§ What you are asked to do: Wherever the string "diet" occurs in a line of these records, report that line.

+++

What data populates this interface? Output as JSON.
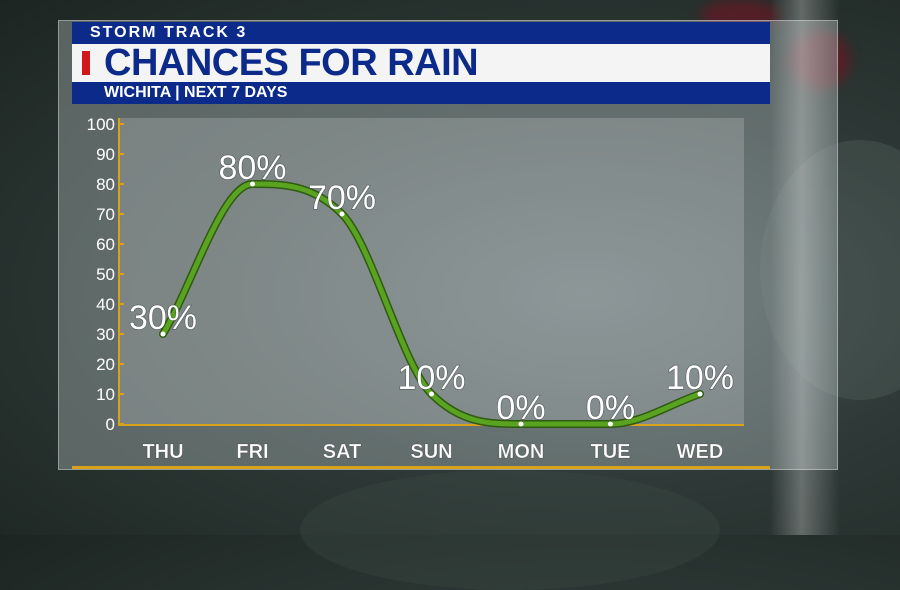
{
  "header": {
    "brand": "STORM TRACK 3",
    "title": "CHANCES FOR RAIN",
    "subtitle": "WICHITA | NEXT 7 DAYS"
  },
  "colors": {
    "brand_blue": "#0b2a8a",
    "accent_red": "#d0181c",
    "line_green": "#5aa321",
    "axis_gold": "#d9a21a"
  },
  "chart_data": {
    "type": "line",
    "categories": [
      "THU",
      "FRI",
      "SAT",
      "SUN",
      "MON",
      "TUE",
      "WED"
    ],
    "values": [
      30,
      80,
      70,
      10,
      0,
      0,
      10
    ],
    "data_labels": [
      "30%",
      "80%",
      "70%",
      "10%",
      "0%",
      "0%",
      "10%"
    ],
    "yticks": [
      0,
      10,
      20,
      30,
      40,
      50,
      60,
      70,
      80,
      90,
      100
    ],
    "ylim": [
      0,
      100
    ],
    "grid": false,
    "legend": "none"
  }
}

+++

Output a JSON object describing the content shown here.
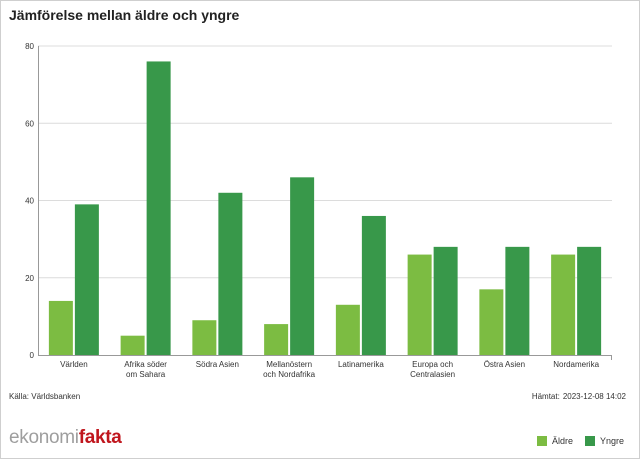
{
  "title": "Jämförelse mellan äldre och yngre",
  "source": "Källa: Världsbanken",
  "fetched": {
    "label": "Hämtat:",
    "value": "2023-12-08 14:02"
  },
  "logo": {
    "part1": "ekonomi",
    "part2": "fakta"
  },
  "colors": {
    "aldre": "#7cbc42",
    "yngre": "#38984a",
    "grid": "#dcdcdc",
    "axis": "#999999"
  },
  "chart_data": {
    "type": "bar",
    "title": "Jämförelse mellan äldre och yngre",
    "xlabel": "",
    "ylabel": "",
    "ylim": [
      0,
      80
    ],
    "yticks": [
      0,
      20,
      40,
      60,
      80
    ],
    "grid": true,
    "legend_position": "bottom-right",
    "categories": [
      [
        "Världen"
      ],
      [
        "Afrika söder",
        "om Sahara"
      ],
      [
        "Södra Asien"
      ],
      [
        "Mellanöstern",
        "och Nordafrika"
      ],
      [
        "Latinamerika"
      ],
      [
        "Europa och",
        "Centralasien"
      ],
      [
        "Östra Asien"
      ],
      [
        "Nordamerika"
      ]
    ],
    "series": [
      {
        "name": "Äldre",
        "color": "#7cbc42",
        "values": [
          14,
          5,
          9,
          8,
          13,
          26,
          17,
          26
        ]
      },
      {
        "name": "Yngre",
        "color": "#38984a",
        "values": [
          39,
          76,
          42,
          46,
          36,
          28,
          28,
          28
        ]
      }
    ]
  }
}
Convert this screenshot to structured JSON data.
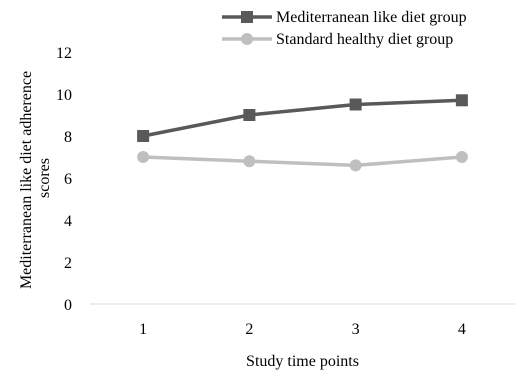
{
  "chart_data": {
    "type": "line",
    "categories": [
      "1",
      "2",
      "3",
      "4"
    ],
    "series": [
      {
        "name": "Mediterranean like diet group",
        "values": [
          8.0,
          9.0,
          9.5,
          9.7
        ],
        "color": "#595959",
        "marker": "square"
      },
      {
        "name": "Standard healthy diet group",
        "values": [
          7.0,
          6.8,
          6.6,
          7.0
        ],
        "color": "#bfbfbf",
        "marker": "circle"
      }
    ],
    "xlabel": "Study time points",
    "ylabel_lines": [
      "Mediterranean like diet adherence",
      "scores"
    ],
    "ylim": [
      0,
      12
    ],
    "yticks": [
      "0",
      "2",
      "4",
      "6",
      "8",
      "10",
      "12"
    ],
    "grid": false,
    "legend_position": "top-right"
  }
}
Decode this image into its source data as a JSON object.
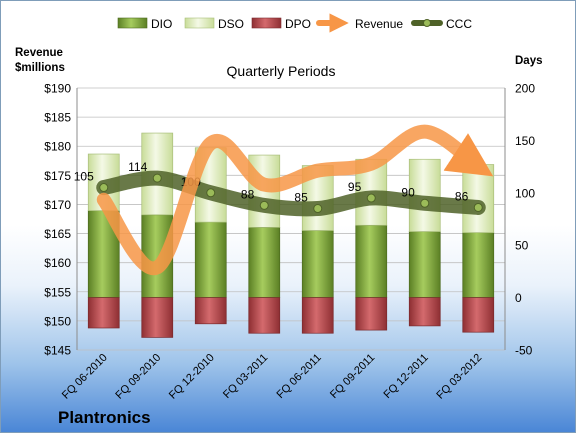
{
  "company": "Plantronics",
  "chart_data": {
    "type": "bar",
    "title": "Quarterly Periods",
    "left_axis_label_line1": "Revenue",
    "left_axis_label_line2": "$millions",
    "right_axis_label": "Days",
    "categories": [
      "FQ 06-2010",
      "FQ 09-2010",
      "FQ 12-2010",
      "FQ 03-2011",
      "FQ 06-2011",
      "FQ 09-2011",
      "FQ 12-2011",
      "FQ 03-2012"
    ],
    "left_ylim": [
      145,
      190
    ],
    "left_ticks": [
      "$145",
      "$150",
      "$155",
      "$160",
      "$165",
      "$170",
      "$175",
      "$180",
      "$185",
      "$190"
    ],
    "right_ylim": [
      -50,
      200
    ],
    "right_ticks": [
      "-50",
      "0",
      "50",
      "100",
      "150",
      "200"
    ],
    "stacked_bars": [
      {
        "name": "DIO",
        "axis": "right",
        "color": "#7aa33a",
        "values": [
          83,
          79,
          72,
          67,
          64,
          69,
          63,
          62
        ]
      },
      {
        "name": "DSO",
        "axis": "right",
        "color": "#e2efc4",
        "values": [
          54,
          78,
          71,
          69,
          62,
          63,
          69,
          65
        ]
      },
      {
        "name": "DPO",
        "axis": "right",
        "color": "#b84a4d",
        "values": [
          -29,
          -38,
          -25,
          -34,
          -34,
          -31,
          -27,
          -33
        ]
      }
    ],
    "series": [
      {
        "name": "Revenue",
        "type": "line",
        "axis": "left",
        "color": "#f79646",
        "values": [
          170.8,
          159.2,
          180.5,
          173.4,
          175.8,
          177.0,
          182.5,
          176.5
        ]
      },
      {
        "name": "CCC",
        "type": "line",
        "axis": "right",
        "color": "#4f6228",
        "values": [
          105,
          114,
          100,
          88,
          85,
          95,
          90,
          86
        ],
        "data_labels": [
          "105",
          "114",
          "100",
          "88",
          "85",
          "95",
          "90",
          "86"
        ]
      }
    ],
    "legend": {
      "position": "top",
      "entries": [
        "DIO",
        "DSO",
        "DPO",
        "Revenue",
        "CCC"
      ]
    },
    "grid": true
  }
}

+++

§ Written solution:
        "name": "Mediterranean like diet group",
        "name": "Standard healthy diet group",
      "Mediterranean like diet adherence",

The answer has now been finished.